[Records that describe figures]

┏━━

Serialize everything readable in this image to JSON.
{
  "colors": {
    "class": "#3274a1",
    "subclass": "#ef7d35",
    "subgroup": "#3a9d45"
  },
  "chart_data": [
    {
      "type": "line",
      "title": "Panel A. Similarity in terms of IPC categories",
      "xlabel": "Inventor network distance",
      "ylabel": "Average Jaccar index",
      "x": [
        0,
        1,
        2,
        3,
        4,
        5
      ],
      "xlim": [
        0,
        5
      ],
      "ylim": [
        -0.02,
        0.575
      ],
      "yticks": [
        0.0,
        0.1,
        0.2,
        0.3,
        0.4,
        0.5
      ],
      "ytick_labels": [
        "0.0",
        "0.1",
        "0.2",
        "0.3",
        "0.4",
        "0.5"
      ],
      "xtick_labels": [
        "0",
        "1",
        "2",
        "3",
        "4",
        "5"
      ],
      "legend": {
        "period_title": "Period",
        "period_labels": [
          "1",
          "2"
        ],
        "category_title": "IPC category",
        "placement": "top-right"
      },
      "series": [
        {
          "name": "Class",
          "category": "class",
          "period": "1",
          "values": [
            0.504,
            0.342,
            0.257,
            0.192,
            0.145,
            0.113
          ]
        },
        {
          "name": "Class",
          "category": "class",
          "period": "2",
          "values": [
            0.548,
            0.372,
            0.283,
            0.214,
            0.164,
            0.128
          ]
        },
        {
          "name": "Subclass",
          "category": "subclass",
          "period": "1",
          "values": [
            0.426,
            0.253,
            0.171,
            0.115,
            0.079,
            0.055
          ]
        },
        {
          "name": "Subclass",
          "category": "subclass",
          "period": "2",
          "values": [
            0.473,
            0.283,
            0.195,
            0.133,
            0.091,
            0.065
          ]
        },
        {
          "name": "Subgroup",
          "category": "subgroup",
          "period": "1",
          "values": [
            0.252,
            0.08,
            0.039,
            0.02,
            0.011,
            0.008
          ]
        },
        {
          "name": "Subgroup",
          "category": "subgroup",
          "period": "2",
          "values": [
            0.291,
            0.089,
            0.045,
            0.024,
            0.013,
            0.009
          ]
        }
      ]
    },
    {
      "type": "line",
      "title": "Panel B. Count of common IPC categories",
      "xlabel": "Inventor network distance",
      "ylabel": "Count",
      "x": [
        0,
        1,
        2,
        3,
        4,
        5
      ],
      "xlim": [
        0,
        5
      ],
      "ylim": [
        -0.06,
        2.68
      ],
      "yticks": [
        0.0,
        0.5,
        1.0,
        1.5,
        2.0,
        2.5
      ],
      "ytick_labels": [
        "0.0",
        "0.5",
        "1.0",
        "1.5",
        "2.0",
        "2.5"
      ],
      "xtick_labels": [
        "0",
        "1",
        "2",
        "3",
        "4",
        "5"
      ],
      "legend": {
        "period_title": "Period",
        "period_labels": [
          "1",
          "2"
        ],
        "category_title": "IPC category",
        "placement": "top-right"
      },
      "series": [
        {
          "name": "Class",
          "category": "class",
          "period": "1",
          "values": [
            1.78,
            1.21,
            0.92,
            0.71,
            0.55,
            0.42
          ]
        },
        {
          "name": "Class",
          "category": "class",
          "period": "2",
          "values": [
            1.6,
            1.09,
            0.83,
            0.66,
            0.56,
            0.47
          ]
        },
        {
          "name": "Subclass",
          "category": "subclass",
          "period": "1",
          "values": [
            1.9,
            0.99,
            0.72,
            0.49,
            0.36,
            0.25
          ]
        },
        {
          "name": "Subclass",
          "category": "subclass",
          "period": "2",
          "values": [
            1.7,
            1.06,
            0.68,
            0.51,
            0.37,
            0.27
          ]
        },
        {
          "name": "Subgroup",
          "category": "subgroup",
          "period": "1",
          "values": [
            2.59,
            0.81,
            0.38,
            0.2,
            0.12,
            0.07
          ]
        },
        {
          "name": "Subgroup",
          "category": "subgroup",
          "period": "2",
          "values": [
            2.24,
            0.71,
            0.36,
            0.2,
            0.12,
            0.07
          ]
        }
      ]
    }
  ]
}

┗━━
┏━━

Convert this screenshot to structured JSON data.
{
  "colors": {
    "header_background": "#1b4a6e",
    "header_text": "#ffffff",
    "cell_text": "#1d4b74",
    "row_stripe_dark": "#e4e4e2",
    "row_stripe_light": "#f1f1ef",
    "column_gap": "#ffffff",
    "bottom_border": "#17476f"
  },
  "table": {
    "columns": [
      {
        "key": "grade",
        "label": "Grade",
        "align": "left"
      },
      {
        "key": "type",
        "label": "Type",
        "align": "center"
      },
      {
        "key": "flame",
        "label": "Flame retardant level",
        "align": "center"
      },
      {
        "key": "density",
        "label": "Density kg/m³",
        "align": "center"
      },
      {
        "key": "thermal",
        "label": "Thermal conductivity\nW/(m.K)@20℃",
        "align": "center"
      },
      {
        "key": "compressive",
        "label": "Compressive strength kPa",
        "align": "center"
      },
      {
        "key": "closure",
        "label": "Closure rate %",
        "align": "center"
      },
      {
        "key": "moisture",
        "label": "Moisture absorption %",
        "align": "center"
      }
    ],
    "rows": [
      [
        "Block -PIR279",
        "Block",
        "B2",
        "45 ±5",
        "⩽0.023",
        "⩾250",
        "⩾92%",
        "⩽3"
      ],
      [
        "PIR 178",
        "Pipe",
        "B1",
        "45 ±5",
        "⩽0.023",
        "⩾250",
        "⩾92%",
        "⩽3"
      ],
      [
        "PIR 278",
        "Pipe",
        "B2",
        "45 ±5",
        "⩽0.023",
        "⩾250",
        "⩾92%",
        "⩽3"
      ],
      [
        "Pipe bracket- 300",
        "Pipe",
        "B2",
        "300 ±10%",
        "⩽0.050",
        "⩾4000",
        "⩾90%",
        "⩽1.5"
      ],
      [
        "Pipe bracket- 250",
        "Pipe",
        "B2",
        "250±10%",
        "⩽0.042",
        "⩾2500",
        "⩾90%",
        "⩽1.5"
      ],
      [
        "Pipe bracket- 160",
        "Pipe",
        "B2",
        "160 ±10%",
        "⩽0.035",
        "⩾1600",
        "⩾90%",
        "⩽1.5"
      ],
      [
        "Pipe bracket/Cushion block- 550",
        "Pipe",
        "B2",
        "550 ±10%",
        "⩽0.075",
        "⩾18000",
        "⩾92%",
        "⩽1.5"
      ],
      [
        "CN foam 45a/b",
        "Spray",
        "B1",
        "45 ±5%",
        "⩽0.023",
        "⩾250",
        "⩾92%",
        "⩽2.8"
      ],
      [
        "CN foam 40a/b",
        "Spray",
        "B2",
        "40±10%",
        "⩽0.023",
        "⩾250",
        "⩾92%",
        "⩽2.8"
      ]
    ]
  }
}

┗━━

DESCRIPTION OF THE TASK:
Copy, from the material, each line that holds the string "categories".

WRITTEN RESPONSE:
      "title": "Panel A. Similarity in terms of IPC categories",
      "title": "Panel B. Count of common IPC categories",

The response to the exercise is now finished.